Task directions:
Every line holding the word "документации" counts once. Give the total, nothing more.

Task input:

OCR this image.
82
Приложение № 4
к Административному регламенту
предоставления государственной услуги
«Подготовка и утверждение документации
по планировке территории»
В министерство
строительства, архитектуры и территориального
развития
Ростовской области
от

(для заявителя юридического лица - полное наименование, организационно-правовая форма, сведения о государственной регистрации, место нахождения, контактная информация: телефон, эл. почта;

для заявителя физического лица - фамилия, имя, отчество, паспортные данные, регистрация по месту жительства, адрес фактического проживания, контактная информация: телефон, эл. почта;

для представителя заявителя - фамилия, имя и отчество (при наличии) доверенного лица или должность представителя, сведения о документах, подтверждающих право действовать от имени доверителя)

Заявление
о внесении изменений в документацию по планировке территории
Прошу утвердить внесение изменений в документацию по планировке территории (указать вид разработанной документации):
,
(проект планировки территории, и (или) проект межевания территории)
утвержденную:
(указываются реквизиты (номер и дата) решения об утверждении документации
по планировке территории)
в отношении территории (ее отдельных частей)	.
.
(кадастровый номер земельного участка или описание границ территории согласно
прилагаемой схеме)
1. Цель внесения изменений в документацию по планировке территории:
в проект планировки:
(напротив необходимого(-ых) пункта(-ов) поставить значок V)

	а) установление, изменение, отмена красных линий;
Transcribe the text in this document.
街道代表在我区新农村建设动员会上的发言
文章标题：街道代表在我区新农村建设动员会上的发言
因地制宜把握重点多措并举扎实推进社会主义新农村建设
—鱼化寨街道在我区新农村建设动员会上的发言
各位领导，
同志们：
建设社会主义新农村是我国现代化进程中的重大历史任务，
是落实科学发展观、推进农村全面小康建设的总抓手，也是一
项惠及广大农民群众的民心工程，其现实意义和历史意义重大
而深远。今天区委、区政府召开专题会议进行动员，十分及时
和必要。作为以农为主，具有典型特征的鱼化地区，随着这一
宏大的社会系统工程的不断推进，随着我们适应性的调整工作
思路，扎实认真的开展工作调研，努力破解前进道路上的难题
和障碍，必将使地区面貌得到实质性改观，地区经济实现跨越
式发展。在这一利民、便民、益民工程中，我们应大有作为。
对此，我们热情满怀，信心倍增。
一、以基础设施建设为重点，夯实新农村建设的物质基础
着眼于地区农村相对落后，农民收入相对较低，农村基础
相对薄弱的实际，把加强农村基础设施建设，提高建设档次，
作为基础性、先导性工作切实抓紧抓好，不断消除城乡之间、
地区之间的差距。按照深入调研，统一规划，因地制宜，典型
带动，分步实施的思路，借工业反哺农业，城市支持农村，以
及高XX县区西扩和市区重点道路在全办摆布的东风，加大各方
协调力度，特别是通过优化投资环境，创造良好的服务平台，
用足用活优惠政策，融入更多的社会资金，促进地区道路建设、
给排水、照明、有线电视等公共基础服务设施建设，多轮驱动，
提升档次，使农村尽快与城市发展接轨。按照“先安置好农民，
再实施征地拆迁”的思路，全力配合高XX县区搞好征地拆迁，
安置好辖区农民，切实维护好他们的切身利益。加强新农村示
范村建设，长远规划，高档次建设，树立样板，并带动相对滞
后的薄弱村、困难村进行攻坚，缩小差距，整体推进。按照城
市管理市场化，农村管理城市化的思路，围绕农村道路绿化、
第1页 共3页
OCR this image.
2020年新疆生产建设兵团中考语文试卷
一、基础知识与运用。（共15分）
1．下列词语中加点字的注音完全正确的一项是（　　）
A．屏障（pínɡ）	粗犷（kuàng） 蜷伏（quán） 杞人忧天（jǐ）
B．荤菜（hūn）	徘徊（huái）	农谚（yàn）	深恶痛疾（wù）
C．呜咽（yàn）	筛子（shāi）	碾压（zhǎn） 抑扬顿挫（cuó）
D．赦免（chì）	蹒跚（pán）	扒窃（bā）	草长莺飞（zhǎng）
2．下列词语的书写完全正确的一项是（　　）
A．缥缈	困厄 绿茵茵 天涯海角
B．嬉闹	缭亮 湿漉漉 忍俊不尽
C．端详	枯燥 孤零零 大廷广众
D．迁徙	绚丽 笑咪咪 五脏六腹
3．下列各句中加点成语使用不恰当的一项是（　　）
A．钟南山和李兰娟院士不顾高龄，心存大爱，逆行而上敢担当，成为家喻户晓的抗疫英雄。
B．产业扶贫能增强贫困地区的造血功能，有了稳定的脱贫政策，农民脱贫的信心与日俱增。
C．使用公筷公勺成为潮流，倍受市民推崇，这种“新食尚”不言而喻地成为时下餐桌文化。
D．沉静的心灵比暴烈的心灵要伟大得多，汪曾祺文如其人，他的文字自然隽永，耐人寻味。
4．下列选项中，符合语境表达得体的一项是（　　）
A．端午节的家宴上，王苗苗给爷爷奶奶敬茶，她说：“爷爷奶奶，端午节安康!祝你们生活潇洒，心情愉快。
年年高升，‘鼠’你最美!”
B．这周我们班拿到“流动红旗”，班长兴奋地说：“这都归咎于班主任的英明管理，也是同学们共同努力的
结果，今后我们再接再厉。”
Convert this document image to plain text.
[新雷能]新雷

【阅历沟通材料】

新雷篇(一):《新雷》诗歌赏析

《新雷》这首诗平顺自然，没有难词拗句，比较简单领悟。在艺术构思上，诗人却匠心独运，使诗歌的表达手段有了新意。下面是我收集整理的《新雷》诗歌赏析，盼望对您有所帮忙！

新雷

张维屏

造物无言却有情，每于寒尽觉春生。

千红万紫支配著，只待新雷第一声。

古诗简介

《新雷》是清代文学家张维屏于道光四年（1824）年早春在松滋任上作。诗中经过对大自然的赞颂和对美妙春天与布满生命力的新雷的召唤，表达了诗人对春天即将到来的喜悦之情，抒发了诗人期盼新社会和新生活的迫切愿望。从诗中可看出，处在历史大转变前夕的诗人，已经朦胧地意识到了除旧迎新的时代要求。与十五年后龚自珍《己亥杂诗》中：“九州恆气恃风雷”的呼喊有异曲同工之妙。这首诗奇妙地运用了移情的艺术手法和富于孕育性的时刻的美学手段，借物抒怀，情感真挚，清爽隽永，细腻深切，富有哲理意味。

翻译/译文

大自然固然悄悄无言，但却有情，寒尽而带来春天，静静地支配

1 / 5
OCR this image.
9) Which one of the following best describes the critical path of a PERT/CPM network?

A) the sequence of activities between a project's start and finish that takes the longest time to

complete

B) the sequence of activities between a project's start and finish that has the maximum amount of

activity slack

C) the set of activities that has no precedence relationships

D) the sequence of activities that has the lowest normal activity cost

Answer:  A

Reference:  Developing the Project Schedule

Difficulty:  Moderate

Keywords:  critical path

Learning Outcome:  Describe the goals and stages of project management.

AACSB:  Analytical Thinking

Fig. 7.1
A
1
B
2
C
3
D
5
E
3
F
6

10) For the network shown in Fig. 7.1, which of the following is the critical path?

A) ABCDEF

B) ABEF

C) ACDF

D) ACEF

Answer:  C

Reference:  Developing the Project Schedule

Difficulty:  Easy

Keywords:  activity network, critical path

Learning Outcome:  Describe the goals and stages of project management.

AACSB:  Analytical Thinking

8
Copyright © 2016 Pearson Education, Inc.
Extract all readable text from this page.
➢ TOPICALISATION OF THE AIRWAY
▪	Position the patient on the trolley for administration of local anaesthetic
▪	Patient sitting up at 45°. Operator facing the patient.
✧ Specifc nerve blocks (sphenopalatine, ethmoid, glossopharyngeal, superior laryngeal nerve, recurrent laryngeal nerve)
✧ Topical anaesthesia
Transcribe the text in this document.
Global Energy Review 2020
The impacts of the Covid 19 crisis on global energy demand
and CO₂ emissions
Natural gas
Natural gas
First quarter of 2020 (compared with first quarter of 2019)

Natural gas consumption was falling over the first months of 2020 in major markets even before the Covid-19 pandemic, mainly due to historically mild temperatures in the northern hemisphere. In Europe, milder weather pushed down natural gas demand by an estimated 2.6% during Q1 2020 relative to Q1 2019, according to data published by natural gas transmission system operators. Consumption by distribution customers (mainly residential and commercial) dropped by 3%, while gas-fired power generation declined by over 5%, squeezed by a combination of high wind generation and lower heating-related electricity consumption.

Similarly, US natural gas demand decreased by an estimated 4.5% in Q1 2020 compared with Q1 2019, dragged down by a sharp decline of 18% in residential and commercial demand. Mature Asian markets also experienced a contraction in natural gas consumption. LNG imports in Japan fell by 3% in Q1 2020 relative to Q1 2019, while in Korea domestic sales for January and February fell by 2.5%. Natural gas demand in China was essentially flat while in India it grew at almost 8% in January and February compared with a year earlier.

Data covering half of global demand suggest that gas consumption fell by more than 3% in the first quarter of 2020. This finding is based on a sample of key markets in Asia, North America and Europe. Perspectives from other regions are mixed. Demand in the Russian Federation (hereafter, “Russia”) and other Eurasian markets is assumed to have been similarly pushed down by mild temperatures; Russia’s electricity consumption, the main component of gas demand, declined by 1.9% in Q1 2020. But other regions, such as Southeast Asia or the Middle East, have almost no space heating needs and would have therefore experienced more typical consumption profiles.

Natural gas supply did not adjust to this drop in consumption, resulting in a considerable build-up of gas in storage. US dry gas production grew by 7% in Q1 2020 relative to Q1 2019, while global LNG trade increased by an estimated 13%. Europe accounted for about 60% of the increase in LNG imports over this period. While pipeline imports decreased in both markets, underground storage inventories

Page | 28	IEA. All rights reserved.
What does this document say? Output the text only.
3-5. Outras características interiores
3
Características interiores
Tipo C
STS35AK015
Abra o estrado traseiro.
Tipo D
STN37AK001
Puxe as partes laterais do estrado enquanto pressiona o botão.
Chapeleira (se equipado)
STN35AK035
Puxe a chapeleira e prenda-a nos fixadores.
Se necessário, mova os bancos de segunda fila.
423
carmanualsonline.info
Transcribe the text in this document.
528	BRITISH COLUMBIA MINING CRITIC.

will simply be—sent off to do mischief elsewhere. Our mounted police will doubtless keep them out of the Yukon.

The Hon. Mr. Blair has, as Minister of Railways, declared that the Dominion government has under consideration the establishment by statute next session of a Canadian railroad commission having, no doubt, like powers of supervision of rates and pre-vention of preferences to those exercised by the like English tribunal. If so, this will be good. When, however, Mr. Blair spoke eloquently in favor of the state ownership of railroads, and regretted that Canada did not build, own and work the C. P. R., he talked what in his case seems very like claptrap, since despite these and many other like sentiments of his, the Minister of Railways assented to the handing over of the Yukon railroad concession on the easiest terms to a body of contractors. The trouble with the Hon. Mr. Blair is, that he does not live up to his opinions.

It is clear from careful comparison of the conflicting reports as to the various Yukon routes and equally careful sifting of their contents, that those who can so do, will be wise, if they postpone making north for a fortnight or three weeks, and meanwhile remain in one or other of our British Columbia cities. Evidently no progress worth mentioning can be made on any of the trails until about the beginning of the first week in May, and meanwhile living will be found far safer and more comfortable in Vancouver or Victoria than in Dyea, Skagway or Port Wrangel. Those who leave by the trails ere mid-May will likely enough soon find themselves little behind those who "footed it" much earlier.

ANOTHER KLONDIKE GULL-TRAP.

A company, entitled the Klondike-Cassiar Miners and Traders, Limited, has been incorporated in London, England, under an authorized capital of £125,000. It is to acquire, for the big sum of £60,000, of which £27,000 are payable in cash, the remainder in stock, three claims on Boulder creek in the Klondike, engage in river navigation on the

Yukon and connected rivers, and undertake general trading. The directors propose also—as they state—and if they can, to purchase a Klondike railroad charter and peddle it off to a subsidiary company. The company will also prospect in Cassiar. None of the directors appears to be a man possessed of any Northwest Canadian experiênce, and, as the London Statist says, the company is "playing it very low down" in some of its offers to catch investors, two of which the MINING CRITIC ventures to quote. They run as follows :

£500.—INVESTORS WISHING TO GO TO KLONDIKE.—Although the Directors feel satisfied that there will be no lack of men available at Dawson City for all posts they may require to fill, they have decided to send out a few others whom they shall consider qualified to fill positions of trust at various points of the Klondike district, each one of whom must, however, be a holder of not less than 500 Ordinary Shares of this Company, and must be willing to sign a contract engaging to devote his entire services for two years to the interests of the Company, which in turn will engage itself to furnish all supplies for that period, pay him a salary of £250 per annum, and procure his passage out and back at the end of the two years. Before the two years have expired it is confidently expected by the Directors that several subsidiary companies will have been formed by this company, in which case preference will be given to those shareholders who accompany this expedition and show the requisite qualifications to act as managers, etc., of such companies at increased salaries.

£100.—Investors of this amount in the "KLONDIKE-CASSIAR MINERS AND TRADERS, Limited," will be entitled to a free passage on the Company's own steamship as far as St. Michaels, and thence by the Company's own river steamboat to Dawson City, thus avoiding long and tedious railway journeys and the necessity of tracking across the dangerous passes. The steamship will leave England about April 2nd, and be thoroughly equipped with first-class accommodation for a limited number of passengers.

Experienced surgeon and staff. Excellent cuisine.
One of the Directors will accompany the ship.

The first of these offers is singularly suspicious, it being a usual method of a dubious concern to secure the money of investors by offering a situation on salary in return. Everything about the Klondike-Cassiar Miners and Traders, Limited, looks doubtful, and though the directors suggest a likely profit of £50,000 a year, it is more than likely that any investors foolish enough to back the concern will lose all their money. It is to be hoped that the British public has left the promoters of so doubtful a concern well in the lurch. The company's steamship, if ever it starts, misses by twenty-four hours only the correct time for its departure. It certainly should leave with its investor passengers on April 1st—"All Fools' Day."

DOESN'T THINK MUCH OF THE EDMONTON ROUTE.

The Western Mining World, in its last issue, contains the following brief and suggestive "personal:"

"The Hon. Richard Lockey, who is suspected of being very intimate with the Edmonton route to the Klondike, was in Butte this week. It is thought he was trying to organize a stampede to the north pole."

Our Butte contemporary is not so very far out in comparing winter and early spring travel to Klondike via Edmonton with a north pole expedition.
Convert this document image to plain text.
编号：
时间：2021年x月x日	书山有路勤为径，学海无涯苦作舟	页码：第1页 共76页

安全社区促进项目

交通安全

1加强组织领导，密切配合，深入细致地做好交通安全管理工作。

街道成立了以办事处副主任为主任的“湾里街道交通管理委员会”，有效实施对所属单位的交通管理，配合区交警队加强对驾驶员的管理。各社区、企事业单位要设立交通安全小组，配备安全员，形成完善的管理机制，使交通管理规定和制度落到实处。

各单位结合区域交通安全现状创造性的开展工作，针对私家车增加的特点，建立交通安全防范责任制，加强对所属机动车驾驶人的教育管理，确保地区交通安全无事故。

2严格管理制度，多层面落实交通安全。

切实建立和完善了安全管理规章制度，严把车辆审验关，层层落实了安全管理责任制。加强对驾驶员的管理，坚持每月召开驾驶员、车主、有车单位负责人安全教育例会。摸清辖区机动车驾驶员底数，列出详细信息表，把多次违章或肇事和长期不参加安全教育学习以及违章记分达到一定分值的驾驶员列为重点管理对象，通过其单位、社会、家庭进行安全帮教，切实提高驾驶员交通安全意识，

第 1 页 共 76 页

Result of the exercise:
3